▸ **SOURCE MATERIAL**
begin
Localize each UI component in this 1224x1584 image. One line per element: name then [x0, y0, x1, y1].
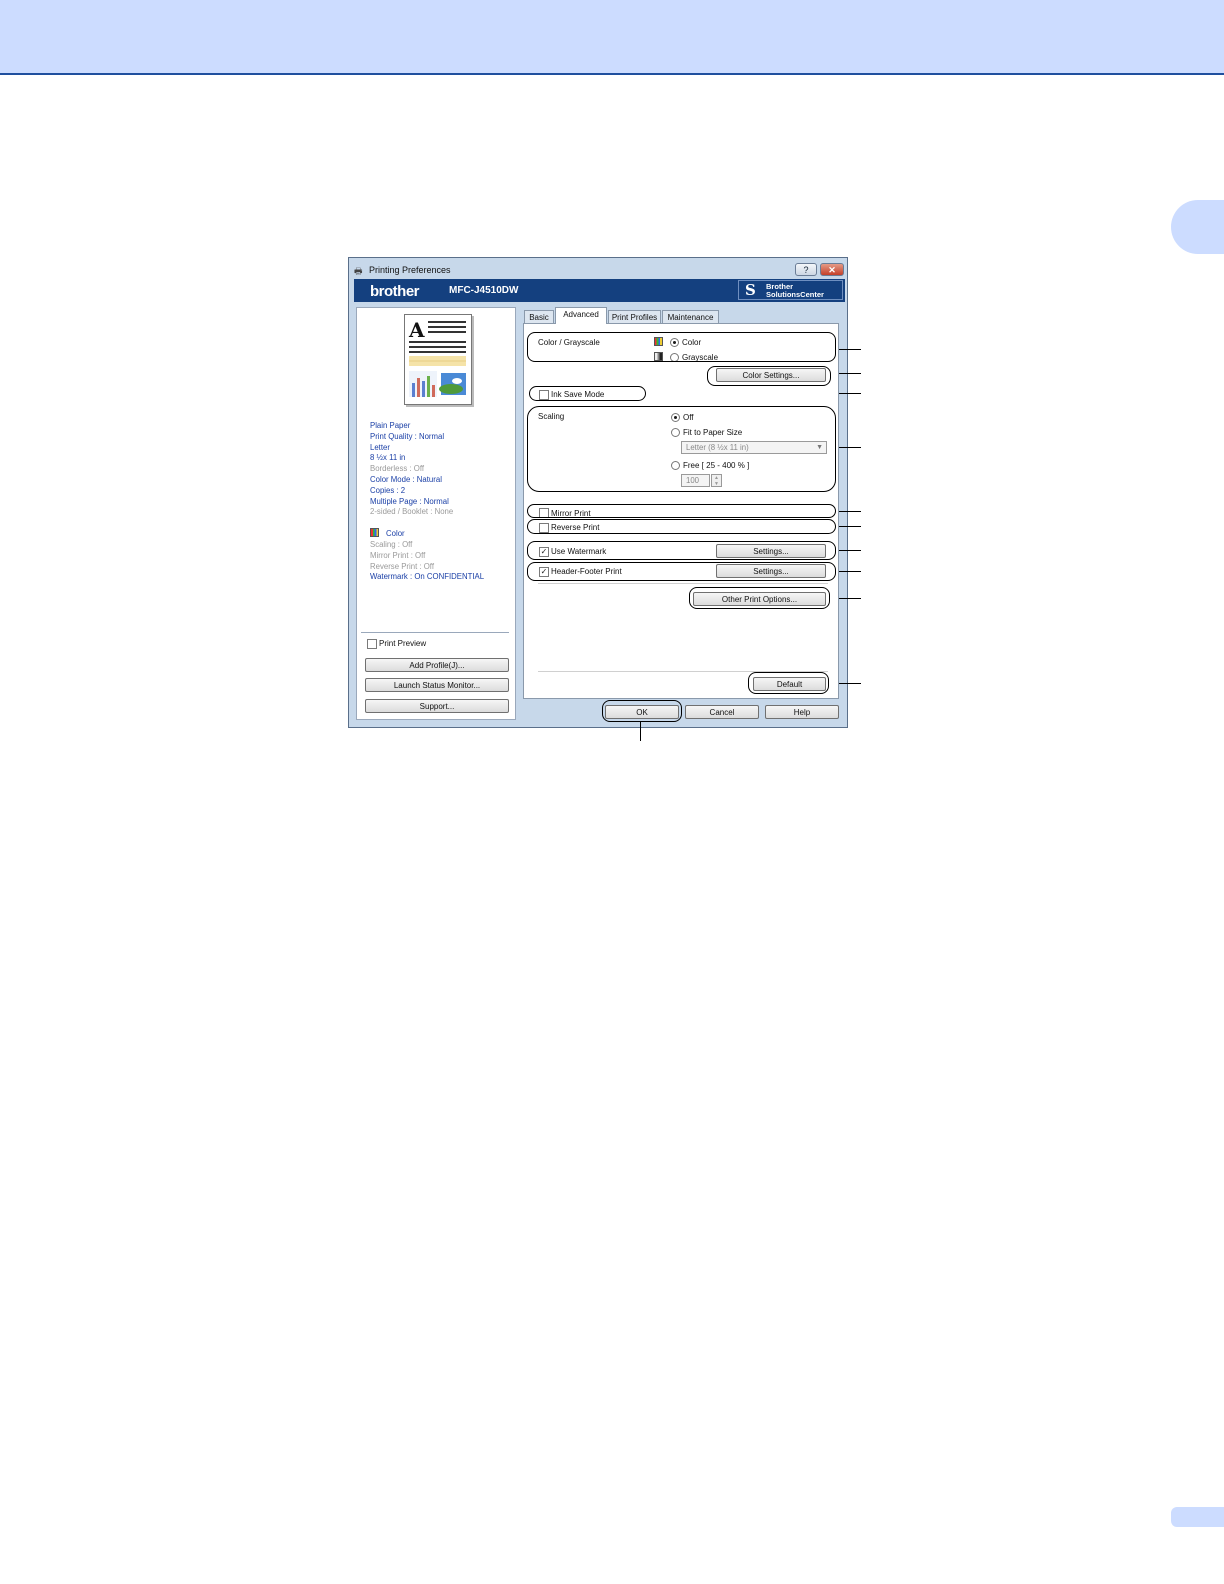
summary-line: 2-sided / Booklet : None: [370, 507, 454, 517]
left-pane-divider: [361, 632, 509, 633]
summary-line: Plain Paper: [370, 421, 411, 430]
svg-text:A: A: [408, 318, 425, 342]
fit-to-paper-label: Fit to Paper Size: [683, 428, 743, 437]
cancel-button[interactable]: Cancel: [685, 705, 759, 719]
help-title-button[interactable]: ?: [795, 263, 817, 276]
chevron-down-icon: ▼: [816, 444, 823, 451]
grayscale-radio[interactable]: [670, 353, 679, 362]
page-header-band: [0, 0, 1224, 75]
callout-line-5: [836, 511, 861, 512]
ok-button[interactable]: OK: [605, 705, 679, 719]
default-button[interactable]: Default: [753, 677, 826, 691]
callout-line-ok: [640, 722, 641, 741]
print-preview-label: Print Preview: [379, 639, 427, 648]
fit-to-paper-radio[interactable]: [671, 428, 680, 437]
solutions-center-icon: S: [745, 281, 756, 299]
brother-logo: brother: [370, 283, 420, 300]
free-scaling-input[interactable]: 100: [681, 474, 710, 487]
free-scaling-value: 100: [686, 476, 700, 485]
summary-line: Letter: [370, 442, 390, 452]
header-footer-settings-button[interactable]: Settings...: [716, 564, 826, 578]
callout-line-6: [836, 526, 861, 527]
header-footer-label: Header-Footer Print: [551, 567, 622, 576]
free-scaling-label: Free [ 25 - 400 % ]: [683, 461, 750, 470]
summary-color-label: Color: [386, 529, 405, 538]
color-radio[interactable]: [670, 338, 679, 347]
header-footer-checkbox[interactable]: ✓: [539, 567, 549, 577]
model-name: MFC-J4510DW: [449, 285, 519, 296]
grayscale-icon: [654, 352, 663, 361]
bottom-divider: [538, 671, 828, 672]
color-icon: [654, 337, 663, 346]
page-preview-thumbnail: A: [404, 314, 472, 405]
summary-line: Scaling : Off: [370, 540, 413, 549]
paper-size-dropdown[interactable]: Letter (8 ½x 11 in) ▼: [681, 441, 827, 454]
use-watermark-checkbox[interactable]: ✓: [539, 547, 549, 557]
tab-maintenance[interactable]: Maintenance: [662, 310, 719, 323]
tab-basic[interactable]: Basic: [524, 310, 554, 323]
brother-banner: brother MFC-J4510DW S Brother SolutionsC…: [354, 279, 845, 302]
grayscale-option-label: Grayscale: [682, 353, 719, 362]
support-button[interactable]: Support...: [365, 699, 509, 713]
reverse-print-label: Reverse Print: [551, 523, 600, 532]
mirror-print-label: Mirror Print: [551, 509, 591, 518]
scaling-label: Scaling: [538, 412, 565, 421]
add-profile-button[interactable]: Add Profile(J)...: [365, 658, 509, 672]
scaling-off-label: Off: [683, 413, 694, 422]
launch-status-monitor-button[interactable]: Launch Status Monitor...: [365, 678, 509, 692]
summary-line: Borderless : Off: [370, 464, 425, 474]
tab-advanced[interactable]: Advanced: [555, 307, 607, 324]
watermark-settings-button[interactable]: Settings...: [716, 544, 826, 558]
summary-line: Copies : 2: [370, 485, 406, 495]
use-watermark-label: Use Watermark: [551, 547, 607, 556]
help-button[interactable]: Help: [765, 705, 839, 719]
printing-preferences-dialog: 🖶 Printing Preferences ? ✕ brother MFC-J…: [348, 257, 848, 728]
callout-line-4: [836, 447, 861, 448]
page-number-tab: [1171, 1507, 1224, 1527]
paper-size-value: Letter (8 ½x 11 in): [686, 443, 749, 452]
printer-icon: 🖶: [354, 266, 363, 276]
color-mode-icon: [370, 528, 379, 537]
color-option-label: Color: [682, 338, 702, 347]
ink-save-mode-checkbox[interactable]: [539, 390, 549, 400]
callout-line-8: [836, 571, 861, 572]
advanced-tab-panel: Color / Grayscale Color Grayscale Color …: [523, 323, 839, 699]
ink-save-mode-label: Ink Save Mode: [551, 390, 605, 399]
solutions-center-line2: SolutionsCenter: [766, 290, 824, 299]
summary-line: Multiple Page : Normal: [370, 496, 449, 506]
color-grayscale-label: Color / Grayscale: [538, 338, 600, 347]
summary-line: Mirror Print : Off: [370, 550, 426, 560]
section-divider: [538, 583, 828, 584]
title-bar: 🖶 Printing Preferences ? ✕: [349, 258, 847, 278]
tab-print-profiles[interactable]: Print Profiles: [608, 310, 661, 323]
summary-line: Reverse Print : Off: [370, 561, 434, 571]
summary-line: 8 ½x 11 in: [370, 453, 406, 463]
reverse-print-checkbox[interactable]: [539, 523, 549, 533]
dialog-title: Printing Preferences: [369, 265, 451, 275]
close-button[interactable]: ✕: [820, 263, 844, 276]
solutions-center-link[interactable]: S Brother SolutionsCenter: [738, 280, 843, 300]
summary-line: Print Quality : Normal: [370, 431, 445, 441]
page-preview-icon: A: [408, 318, 466, 397]
free-scaling-spinner[interactable]: ▲ ▼: [711, 474, 722, 487]
summary-line: Color Mode : Natural: [370, 475, 442, 484]
other-print-options-button[interactable]: Other Print Options...: [693, 592, 826, 606]
print-preview-checkbox[interactable]: [367, 639, 377, 649]
settings-summary-pane: A Plain Paper Print Quality : Normal Let…: [356, 307, 516, 720]
mirror-print-checkbox[interactable]: [539, 508, 549, 518]
free-scaling-radio[interactable]: [671, 461, 680, 470]
summary-line: Watermark : On CONFIDENTIAL: [370, 572, 485, 582]
callout-line-1: [836, 349, 861, 350]
callout-line-7: [836, 550, 861, 551]
color-settings-button[interactable]: Color Settings...: [716, 368, 826, 382]
chapter-tab: [1171, 200, 1224, 254]
scaling-off-radio[interactable]: [671, 413, 680, 422]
end
▸ **EXERCISE**
Edit the rows between the line holding "summary-line: 2-sided /" and the line holding "cancel-button[interactable]: Cancel: [685, 705, 759, 719]", inclusive, replacing "Booklet" with "Brochure" and leaving everything else the same. Give back only those lines.

▸ **SOLUTION TO THIS PROBLEM**
summary-line: 2-sided / Brochure : None: [370, 507, 454, 517]
left-pane-divider: [361, 632, 509, 633]
summary-line: Plain Paper: [370, 421, 411, 430]
svg-text:A: A: [408, 318, 425, 342]
fit-to-paper-label: Fit to Paper Size: [683, 428, 743, 437]
cancel-button[interactable]: Cancel: [685, 705, 759, 719]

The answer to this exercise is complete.